» Exercise description: Every line that contains the word "Exam" should be copied out.

» Listed records:
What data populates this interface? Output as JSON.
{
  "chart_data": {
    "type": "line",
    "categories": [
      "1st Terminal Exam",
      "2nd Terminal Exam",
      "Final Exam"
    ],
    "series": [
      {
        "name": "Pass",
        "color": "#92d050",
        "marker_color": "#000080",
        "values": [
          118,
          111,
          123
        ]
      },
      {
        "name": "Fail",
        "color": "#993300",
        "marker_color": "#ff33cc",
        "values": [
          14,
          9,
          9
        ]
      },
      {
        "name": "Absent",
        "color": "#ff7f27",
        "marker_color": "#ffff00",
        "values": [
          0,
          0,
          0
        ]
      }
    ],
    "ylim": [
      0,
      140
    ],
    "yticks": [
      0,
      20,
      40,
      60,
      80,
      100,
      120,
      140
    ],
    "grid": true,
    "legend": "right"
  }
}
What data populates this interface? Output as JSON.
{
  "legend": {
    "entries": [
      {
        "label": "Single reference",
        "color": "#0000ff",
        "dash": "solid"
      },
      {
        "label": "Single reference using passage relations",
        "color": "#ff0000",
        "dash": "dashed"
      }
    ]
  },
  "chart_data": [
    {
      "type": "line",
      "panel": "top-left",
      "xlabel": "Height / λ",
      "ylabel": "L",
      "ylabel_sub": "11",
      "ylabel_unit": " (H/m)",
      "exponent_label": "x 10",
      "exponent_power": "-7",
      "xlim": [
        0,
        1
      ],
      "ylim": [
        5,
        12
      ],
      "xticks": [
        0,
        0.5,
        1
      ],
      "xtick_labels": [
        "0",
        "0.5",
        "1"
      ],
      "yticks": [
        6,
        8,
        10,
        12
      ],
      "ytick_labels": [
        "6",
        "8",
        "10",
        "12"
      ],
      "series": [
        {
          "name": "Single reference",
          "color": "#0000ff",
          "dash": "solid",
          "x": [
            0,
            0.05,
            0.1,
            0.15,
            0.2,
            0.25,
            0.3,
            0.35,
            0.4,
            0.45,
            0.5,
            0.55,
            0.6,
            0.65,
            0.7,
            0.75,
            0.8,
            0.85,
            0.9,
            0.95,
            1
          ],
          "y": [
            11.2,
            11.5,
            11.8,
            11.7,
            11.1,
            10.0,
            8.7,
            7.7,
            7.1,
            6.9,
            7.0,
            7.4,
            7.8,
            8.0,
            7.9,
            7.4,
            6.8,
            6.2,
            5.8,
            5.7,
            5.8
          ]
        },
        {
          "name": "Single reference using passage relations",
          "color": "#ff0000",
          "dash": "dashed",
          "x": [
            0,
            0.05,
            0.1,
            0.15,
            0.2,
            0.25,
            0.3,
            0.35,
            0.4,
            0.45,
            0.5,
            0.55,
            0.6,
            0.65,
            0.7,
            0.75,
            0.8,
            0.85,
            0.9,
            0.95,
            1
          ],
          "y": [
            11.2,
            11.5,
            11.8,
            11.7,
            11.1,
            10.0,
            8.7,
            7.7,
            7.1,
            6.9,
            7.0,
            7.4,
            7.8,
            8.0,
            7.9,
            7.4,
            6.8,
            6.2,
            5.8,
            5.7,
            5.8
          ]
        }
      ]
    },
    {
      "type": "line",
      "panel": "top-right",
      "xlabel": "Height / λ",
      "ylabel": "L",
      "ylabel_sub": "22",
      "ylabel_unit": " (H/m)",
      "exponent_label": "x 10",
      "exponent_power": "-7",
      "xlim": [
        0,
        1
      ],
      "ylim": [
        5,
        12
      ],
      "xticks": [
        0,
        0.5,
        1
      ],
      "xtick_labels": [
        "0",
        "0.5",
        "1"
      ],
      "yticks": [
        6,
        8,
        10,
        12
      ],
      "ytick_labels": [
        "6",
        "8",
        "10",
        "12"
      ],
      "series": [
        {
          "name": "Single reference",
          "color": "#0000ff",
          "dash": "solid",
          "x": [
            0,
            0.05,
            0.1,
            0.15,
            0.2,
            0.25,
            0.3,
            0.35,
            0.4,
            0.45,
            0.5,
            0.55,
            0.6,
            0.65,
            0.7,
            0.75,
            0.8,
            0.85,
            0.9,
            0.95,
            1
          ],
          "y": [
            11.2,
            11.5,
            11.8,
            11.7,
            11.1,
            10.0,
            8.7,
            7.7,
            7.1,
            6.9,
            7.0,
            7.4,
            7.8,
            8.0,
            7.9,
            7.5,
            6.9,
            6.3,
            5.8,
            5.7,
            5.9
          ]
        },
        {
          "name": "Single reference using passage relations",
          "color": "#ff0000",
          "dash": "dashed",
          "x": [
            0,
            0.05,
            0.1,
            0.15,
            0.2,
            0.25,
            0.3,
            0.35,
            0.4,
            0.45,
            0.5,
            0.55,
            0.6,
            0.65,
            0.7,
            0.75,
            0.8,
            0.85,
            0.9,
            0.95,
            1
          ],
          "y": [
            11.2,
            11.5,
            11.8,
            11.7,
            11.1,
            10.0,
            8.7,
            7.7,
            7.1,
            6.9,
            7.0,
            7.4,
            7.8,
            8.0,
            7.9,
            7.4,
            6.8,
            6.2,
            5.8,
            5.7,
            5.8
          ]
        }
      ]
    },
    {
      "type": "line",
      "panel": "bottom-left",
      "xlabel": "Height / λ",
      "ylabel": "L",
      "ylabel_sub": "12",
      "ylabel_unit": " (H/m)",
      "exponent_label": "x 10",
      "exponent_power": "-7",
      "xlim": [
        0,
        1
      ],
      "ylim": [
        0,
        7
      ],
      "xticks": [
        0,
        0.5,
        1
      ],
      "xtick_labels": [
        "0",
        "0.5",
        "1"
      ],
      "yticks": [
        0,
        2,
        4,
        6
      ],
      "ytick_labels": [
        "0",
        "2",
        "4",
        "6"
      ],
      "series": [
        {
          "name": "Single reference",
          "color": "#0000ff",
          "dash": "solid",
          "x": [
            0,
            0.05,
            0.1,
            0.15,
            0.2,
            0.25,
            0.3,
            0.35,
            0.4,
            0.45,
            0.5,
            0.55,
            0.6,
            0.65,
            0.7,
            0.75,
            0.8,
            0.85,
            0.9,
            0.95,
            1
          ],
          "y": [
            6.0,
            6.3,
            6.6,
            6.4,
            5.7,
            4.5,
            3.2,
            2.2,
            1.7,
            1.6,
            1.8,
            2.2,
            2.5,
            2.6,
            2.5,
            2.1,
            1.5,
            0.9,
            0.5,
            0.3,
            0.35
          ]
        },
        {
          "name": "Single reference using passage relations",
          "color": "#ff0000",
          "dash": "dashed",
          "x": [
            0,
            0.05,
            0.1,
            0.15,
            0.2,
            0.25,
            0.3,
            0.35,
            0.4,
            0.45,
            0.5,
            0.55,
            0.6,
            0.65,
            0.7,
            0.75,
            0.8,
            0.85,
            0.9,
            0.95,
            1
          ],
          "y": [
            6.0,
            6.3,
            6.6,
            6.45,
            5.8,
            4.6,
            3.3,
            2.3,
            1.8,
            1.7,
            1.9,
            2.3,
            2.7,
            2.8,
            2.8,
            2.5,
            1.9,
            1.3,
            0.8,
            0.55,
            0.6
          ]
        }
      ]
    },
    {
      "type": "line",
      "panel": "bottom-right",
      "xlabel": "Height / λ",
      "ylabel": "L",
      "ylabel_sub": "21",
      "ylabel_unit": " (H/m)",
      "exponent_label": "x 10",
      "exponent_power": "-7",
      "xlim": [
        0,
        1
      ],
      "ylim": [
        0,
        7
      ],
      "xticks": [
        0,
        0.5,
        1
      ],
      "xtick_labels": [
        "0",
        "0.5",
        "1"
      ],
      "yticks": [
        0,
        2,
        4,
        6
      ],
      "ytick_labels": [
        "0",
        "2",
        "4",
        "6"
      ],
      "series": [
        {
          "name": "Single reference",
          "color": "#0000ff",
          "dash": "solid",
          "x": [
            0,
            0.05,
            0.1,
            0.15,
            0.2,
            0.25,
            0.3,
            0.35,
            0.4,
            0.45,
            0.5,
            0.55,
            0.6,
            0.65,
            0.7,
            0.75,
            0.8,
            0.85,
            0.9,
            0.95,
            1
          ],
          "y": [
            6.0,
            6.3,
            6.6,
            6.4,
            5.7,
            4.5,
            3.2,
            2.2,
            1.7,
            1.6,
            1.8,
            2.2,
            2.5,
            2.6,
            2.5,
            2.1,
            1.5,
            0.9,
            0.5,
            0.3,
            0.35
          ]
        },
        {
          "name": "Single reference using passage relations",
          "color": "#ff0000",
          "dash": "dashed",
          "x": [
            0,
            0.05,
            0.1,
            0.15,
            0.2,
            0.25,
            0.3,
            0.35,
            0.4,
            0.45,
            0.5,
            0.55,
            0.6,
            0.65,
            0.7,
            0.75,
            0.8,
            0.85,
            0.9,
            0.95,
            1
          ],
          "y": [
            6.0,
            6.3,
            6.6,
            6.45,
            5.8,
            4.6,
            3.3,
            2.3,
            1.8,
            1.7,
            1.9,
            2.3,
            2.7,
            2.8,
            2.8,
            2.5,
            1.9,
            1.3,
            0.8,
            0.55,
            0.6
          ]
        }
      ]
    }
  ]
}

» Exercise output:
      "1st Terminal Exam",
      "2nd Terminal Exam",
      "Final Exam"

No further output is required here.